§ EXERCISE DETAILS
Reproduce all of the material below line for line, leaving out the pictures.

Layout annotation data:
•••

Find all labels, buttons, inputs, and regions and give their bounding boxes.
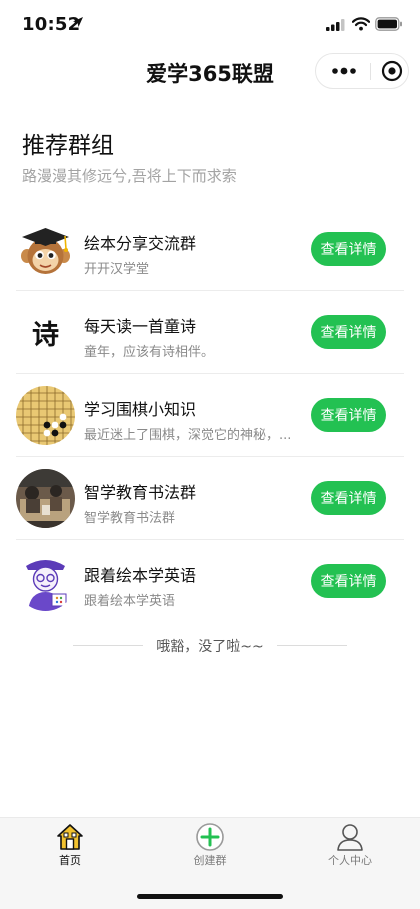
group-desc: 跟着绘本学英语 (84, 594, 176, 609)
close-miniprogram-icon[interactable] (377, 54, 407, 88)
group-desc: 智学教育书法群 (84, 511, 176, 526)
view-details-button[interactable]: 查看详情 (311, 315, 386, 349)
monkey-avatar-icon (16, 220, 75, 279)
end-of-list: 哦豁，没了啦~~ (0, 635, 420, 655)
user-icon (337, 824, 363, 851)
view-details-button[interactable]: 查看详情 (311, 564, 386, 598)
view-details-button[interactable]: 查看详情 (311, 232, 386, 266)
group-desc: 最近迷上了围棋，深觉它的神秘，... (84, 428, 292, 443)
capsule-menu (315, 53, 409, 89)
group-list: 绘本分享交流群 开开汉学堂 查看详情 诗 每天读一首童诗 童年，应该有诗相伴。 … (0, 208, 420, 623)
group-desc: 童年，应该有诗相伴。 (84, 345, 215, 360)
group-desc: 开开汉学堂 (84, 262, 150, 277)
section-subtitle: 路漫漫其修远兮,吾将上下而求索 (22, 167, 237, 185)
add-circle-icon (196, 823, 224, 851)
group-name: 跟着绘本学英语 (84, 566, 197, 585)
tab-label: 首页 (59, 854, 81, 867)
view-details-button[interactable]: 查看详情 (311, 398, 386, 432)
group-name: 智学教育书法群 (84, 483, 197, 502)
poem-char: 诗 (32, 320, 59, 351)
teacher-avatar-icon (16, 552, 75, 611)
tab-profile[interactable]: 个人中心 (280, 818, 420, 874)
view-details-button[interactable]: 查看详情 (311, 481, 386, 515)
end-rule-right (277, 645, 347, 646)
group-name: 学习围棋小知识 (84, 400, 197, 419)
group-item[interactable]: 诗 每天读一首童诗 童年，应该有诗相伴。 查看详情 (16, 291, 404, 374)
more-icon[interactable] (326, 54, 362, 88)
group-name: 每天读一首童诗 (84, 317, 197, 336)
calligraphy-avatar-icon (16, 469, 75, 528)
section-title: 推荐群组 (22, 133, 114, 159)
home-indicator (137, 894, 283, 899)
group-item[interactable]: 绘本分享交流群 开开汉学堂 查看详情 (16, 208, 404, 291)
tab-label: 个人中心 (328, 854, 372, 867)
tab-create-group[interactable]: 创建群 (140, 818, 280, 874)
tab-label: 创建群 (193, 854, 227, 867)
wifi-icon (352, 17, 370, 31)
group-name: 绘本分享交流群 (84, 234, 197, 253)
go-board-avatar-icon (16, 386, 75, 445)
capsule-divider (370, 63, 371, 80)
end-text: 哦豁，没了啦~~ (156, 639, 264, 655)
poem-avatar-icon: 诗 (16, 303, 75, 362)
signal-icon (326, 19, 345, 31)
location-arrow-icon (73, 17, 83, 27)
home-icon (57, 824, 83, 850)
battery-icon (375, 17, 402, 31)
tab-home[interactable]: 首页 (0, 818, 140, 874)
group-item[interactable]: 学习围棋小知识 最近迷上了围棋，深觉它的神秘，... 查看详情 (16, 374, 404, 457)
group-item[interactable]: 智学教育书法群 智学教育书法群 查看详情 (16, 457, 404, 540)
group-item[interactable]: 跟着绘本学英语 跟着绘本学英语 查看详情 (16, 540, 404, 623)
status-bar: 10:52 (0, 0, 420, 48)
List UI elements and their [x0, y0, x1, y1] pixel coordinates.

•••

§ REPLY TO THE TASK
Find all labels, buttons, inputs, and regions and give their bounding boxes.
group-desc: 跟着绘本学英语 (84, 594, 176, 609)
close-miniprogram-icon[interactable] (377, 54, 407, 88)
group-desc: 智学教育书法群 (84, 511, 176, 526)
view-details-button[interactable]: 查看详情 (311, 315, 386, 349)
monkey-avatar-icon (16, 220, 75, 279)
end-of-list: 哦豁，没了啦~~ (0, 635, 420, 655)
user-icon (337, 824, 363, 851)
view-details-button[interactable]: 查看详情 (311, 564, 386, 598)
view-details-button[interactable]: 查看详情 (311, 232, 386, 266)
group-desc: 最近迷上了围棋，深觉它的神秘，... (84, 428, 292, 443)
capsule-menu (315, 53, 409, 89)
group-list: 绘本分享交流群 开开汉学堂 查看详情 诗 每天读一首童诗 童年，应该有诗相伴。 … (0, 208, 420, 623)
group-desc: 童年，应该有诗相伴。 (84, 345, 215, 360)
group-desc: 开开汉学堂 (84, 262, 150, 277)
section-subtitle: 路漫漫其修远兮,吾将上下而求索 (22, 167, 237, 185)
add-circle-icon (196, 823, 224, 851)
group-name: 跟着绘本学英语 (84, 566, 197, 585)
tab-label: 首页 (59, 854, 81, 867)
view-details-button[interactable]: 查看详情 (311, 398, 386, 432)
group-name: 智学教育书法群 (84, 483, 197, 502)
poem-char: 诗 (32, 320, 59, 351)
teacher-avatar-icon (16, 552, 75, 611)
tab-profile[interactable]: 个人中心 (280, 818, 420, 874)
view-details-button[interactable]: 查看详情 (311, 481, 386, 515)
end-rule-right (277, 645, 347, 646)
group-name: 学习围棋小知识 (84, 400, 197, 419)
group-item[interactable]: 诗 每天读一首童诗 童年，应该有诗相伴。 查看详情 (16, 291, 404, 374)
more-icon[interactable] (326, 54, 362, 88)
group-name: 每天读一首童诗 (84, 317, 197, 336)
calligraphy-avatar-icon (16, 469, 75, 528)
section-title: 推荐群组 (22, 133, 114, 159)
home-indicator (137, 894, 283, 899)
group-item[interactable]: 绘本分享交流群 开开汉学堂 查看详情 (16, 208, 404, 291)
tab-label: 个人中心 (328, 854, 372, 867)
tab-create-group[interactable]: 创建群 (140, 818, 280, 874)
tab-label: 创建群 (193, 854, 227, 867)
wifi-icon (352, 17, 370, 31)
group-name: 绘本分享交流群 (84, 234, 197, 253)
go-board-avatar-icon (16, 386, 75, 445)
capsule-divider (370, 63, 371, 80)
end-text: 哦豁，没了啦~~ (156, 639, 264, 655)
poem-avatar-icon: 诗 (16, 303, 75, 362)
signal-icon (326, 19, 345, 31)
location-arrow-icon (73, 17, 83, 27)
home-icon (57, 824, 83, 850)
battery-icon (375, 17, 402, 31)
tab-home[interactable]: 首页 (0, 818, 140, 874)
group-item[interactable]: 学习围棋小知识 最近迷上了围棋，深觉它的神秘，... 查看详情 (16, 374, 404, 457)
group-item[interactable]: 智学教育书法群 智学教育书法群 查看详情 (16, 457, 404, 540)
group-item[interactable]: 跟着绘本学英语 跟着绘本学英语 查看详情 (16, 540, 404, 623)
status-bar: 10:52 (0, 0, 420, 48)
List UI elements and their [x0, y0, x1, y1] pixel coordinates.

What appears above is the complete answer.